# DATA PROVIDED start

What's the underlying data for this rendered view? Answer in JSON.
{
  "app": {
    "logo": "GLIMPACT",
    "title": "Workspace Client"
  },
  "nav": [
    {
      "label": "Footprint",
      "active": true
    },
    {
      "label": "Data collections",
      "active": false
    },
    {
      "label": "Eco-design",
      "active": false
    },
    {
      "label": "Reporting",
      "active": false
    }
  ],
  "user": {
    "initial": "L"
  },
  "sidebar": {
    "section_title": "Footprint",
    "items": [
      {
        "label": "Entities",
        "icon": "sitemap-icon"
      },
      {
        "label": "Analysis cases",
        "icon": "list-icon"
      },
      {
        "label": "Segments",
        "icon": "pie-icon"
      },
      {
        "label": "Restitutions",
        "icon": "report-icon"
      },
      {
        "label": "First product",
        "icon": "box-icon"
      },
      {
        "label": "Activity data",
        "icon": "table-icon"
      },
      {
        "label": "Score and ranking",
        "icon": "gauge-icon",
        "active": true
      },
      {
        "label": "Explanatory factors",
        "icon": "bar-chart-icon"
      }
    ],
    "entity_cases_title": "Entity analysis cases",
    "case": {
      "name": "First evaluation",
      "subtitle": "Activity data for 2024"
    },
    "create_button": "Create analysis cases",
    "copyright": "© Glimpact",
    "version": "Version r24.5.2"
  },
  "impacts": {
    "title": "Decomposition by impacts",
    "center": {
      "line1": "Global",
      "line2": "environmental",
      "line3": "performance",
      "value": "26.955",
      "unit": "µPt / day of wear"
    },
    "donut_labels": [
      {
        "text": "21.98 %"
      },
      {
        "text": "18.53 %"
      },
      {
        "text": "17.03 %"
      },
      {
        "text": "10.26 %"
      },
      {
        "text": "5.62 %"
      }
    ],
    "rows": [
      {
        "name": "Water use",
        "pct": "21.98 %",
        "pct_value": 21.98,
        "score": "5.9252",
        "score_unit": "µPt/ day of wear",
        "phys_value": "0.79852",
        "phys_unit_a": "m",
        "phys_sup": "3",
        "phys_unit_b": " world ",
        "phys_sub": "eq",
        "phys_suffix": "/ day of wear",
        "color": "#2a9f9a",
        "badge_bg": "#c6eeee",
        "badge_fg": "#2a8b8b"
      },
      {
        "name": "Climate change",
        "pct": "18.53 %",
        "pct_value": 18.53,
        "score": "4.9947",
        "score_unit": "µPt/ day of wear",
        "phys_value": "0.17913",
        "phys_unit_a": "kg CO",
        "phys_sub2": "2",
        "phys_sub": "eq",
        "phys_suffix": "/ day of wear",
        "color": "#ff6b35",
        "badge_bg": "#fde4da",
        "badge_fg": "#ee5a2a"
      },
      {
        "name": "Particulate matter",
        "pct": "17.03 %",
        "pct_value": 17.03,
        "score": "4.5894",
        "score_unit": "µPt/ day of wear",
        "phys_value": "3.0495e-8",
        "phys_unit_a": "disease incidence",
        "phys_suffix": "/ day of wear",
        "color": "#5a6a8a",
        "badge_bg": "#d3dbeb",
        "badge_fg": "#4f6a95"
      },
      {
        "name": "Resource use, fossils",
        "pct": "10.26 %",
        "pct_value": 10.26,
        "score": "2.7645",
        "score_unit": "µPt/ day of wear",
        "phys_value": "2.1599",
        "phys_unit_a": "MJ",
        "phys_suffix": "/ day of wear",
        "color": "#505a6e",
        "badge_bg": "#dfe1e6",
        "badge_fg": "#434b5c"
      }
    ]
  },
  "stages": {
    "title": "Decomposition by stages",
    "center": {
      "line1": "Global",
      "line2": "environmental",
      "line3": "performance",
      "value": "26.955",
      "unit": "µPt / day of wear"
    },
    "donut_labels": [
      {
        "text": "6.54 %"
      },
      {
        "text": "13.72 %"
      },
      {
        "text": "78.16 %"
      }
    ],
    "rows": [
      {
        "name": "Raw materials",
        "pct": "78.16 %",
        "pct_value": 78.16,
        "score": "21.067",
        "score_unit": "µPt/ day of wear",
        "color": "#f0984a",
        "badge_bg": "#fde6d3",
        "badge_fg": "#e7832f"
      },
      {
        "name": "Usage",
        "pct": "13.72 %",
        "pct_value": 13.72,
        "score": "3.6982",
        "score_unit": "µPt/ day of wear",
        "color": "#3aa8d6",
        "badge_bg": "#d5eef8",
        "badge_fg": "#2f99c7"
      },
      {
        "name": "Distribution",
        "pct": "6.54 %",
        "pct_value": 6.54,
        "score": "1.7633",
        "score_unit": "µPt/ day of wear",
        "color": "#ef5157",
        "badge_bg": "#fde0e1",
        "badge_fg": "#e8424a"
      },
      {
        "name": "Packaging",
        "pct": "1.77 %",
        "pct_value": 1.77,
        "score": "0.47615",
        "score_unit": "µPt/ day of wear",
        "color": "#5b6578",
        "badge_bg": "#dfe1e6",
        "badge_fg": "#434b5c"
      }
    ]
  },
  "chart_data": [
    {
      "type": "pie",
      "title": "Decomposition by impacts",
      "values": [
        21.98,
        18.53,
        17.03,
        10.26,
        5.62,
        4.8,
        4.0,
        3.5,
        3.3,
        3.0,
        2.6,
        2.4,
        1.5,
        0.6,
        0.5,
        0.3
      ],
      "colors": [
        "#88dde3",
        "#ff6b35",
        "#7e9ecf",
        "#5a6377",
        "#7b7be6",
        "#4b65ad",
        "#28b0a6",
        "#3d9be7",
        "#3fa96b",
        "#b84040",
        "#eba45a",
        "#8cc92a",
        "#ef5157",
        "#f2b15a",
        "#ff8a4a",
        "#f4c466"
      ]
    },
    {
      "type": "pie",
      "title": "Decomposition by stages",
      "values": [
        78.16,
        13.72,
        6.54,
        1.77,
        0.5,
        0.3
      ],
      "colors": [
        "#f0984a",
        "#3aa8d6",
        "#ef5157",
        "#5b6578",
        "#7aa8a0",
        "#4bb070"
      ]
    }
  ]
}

# DATA PROVIDED end

- SET TASK -
Collect each line of the entries that has the word "impacts", copying it in full.

- EXPECTED OUTPUT -
  "impacts": {
    "title": "Decomposition by impacts",
      "title": "Decomposition by impacts",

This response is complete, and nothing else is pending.